**What is required:** Output every record below exactly as it appears.

**Dataset:**
--- begin ---

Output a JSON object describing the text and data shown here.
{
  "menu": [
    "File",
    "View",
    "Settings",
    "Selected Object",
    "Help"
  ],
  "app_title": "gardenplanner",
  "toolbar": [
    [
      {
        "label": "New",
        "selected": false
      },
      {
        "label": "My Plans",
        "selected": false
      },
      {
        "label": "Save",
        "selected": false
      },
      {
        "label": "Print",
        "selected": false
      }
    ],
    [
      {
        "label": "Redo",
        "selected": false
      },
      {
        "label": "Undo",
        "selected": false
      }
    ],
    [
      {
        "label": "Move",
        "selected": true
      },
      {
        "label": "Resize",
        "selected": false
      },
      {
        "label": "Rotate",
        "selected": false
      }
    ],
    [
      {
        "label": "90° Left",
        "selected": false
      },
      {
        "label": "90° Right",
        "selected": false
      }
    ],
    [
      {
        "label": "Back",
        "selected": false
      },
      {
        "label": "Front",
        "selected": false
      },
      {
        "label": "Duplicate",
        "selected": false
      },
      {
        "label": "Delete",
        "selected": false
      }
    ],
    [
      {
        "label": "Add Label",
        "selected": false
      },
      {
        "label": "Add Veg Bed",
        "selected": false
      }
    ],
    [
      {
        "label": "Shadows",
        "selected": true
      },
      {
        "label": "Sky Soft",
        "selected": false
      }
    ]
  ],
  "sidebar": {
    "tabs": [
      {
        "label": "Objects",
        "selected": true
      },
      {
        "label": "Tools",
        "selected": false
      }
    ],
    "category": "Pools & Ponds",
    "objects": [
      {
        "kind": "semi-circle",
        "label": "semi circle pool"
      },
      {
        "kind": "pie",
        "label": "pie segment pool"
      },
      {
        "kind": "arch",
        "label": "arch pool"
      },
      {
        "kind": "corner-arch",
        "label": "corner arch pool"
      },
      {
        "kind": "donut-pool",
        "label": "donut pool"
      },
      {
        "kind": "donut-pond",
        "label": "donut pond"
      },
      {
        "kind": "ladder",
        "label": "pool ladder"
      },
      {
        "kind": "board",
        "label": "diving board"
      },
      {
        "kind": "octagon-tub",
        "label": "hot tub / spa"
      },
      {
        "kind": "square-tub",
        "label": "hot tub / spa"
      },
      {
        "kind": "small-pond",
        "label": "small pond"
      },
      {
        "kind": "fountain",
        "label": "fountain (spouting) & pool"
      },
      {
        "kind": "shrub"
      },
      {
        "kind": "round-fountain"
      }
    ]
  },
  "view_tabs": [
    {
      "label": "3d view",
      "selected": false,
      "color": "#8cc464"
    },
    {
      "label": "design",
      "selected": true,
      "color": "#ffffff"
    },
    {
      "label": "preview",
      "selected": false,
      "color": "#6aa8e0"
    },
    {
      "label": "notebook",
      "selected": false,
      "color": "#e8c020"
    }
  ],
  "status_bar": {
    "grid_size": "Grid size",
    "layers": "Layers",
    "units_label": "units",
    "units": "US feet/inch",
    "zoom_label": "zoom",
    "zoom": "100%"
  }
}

--- end ---

**Worked solution:**
Output a JSON object describing the text and data shown here.
{
  "menu": [
    "File",
    "View",
    "Settings",
    "Selected Object",
    "Help"
  ],
  "app_title": "gardenplanner",
  "toolbar": [
    [
      {
        "label": "New",
        "selected": false
      },
      {
        "label": "My Plans",
        "selected": false
      },
      {
        "label": "Save",
        "selected": false
      },
      {
        "label": "Print",
        "selected": false
      }
    ],
    [
      {
        "label": "Redo",
        "selected": false
      },
      {
        "label": "Undo",
        "selected": false
      }
    ],
    [
      {
        "label": "Move",
        "selected": true
      },
      {
        "label": "Resize",
        "selected": false
      },
      {
        "label": "Rotate",
        "selected": false
      }
    ],
    [
      {
        "label": "90° Left",
        "selected": false
      },
      {
        "label": "90° Right",
        "selected": false
      }
    ],
    [
      {
        "label": "Back",
        "selected": false
      },
      {
        "label": "Front",
        "selected": false
      },
      {
        "label": "Duplicate",
        "selected": false
      },
      {
        "label": "Delete",
        "selected": false
      }
    ],
    [
      {
        "label": "Add Label",
        "selected": false
      },
      {
        "label": "Add Veg Bed",
        "selected": false
      }
    ],
    [
      {
        "label": "Shadows",
        "selected": true
      },
      {
        "label": "Sky Soft",
        "selected": false
      }
    ]
  ],
  "sidebar": {
    "tabs": [
      {
        "label": "Objects",
        "selected": true
      },
      {
        "label": "Tools",
        "selected": false
      }
    ],
    "category": "Pools & Ponds",
    "objects": [
      {
        "kind": "semi-circle",
        "label": "semi circle pool"
      },
      {
        "kind": "pie",
        "label": "pie segment pool"
      },
      {
        "kind": "arch",
        "label": "arch pool"
      },
      {
        "kind": "corner-arch",
        "label": "corner arch pool"
      },
      {
        "kind": "donut-pool",
        "label": "donut pool"
      },
      {
        "kind": "donut-pond",
        "label": "donut pond"
      },
      {
        "kind": "ladder",
        "label": "pool ladder"
      },
      {
        "kind": "board",
        "label": "diving board"
      },
      {
        "kind": "octagon-tub",
        "label": "hot tub / spa"
      },
      {
        "kind": "square-tub",
        "label": "hot tub / spa"
      },
      {
        "kind": "small-pond",
        "label": "small pond"
      },
      {
        "kind": "fountain",
        "label": "fountain (spouting) & pool"
      },
      {
        "kind": "shrub"
      },
      {
        "kind": "round-fountain"
      }
    ]
  },
  "view_tabs": [
    {
      "label": "3d view",
      "selected": false,
      "color": "#8cc464"
    },
    {
      "label": "design",
      "selected": true,
      "color": "#ffffff"
    },
    {
      "label": "preview",
      "selected": false,
      "color": "#6aa8e0"
    },
    {
      "label": "notebook",
      "selected": false,
      "color": "#e8c020"
    }
  ],
  "status_bar": {
    "grid_size": "Grid size",
    "layers": "Layers",
    "units_label": "units",
    "units": "US feet/inch",
    "zoom_label": "zoom",
    "zoom": "100%"
  }
}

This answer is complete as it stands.